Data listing
◇ ◇ ◇
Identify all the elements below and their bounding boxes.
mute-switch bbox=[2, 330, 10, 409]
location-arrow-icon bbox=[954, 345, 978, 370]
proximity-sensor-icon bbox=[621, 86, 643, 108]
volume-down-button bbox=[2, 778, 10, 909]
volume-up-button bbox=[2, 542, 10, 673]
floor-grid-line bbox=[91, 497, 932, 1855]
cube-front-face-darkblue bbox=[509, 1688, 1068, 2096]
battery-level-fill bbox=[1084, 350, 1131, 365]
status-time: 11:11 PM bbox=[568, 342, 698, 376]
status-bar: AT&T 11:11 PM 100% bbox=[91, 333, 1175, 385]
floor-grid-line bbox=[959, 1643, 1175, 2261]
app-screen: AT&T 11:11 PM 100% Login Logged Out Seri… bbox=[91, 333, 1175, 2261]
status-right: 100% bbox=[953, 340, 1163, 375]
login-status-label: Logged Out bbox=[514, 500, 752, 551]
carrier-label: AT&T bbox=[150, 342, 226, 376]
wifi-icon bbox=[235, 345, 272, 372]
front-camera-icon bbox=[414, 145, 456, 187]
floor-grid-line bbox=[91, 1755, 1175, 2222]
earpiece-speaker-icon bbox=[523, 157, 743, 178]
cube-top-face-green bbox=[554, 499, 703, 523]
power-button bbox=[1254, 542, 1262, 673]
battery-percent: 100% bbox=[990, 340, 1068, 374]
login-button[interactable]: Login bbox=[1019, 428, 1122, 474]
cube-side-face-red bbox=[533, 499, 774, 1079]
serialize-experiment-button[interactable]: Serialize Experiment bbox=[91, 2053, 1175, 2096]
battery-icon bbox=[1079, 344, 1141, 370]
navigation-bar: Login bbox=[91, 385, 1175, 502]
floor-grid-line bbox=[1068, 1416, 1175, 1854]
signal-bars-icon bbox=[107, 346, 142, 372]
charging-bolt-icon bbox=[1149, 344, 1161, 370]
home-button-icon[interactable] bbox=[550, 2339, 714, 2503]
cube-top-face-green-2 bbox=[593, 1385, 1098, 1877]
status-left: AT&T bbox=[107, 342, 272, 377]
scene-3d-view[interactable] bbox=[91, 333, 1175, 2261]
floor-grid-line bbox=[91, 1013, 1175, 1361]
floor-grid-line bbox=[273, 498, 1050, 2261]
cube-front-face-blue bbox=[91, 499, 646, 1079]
◇ ◇ ◇
### What to do
Show every line of the records above that contains the string "label".

### Worked solution
login-status-label: Logged Out bbox=[514, 500, 752, 551]
carrier-label: AT&T bbox=[150, 342, 226, 376]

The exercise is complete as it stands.